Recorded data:
***

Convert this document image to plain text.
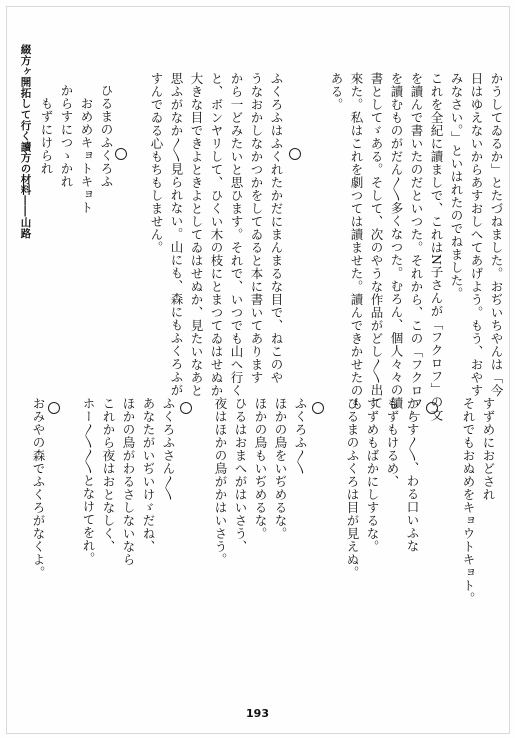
綴方ヶ開拓して行く讀方の材料――山路	かうしてゐるか」とたづねました。おぢいちやんは「今
日はゆえないからあすおしへてあげよう。もう、おやす
みなさい。」といはれたのでねました。
これを全紀に讀ましで、これはN子さんが「フクロフ」の文
を讀んで書いたのだといつた。それから、この「フクロフ」
を讀むものがだん〳〵多くなつた。むろん、個人々々の讀
書としてゞある。そして、次のやうな作品がどし〳〵出て
來た。私はこれを劇つては讀ませた。讀んできかせたのも
ある。
ふくろふはふくれたかだにまんまるな目で、ねこのや
うなおかしなかつかをしてゐると本に書いてあります
から一どみたいと思ひます。それで、いつでも山へ行く
と、ボンヤリして、ひくい木の枝にとまつてゐはせぬか
大きな目できよときよとしてゐはせぬか、見たいなあと
思ふがなか〳〵見られない。山にも、森にもふくろふが
すんでゐる心もちもしません。
ひるまのふくろふ
　おめめキョトキョト
からすにつゝかれ
　もずにけられ
すずめにおどされ
それでもおぬめをキョウトキョト。
からす〳〵、わる口いふな
もずもけるめ、
すずめもばかにしするな。
ひるまのふくろは目が見えぬ。
ふくろふ〳〵
ほかの鳥をいぢめるな。
ほかの鳥もいぢめるな。
ひるはおまへがはいさう、
夜はほかの鳥がかはいさう。
ふくろふさん〳〵
あなたがいぢいけゞだね、
ほかの鳥がわるさしないなら
これから夜はおとなしく、
ホー〳〵〳〵となけてをれ。
おみやの森でふくろがなくよ。
193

***

Without including any pictures, output all the entries above exactly.

Convert this document image to plain text.
綴方ヶ開拓して行く讀方の材料――山路	かうしてゐるか」とたづねました。おぢいちやんは「今
日はゆえないからあすおしへてあげよう。もう、おやす
みなさい。」といはれたのでねました。
これを全紀に讀ましで、これはN子さんが「フクロフ」の文
を讀んで書いたのだといつた。それから、この「フクロフ」
を讀むものがだん〳〵多くなつた。むろん、個人々々の讀
書としてゞある。そして、次のやうな作品がどし〳〵出て
來た。私はこれを劇つては讀ませた。讀んできかせたのも
ある。
ふくろふはふくれたかだにまんまるな目で、ねこのや
うなおかしなかつかをしてゐると本に書いてあります
から一どみたいと思ひます。それで、いつでも山へ行く
と、ボンヤリして、ひくい木の枝にとまつてゐはせぬか
大きな目できよときよとしてゐはせぬか、見たいなあと
思ふがなか〳〵見られない。山にも、森にもふくろふが
すんでゐる心もちもしません。
ひるまのふくろふ
　おめめキョトキョト
からすにつゝかれ
　もずにけられ
すずめにおどされ
それでもおぬめをキョウトキョト。
からす〳〵、わる口いふな
もずもけるめ、
すずめもばかにしするな。
ひるまのふくろは目が見えぬ。
ふくろふ〳〵
ほかの鳥をいぢめるな。
ほかの鳥もいぢめるな。
ひるはおまへがはいさう、
夜はほかの鳥がかはいさう。
ふくろふさん〳〵
あなたがいぢいけゞだね、
ほかの鳥がわるさしないなら
これから夜はおとなしく、
ホー〳〵〳〵となけてをれ。
おみやの森でふくろがなくよ。
193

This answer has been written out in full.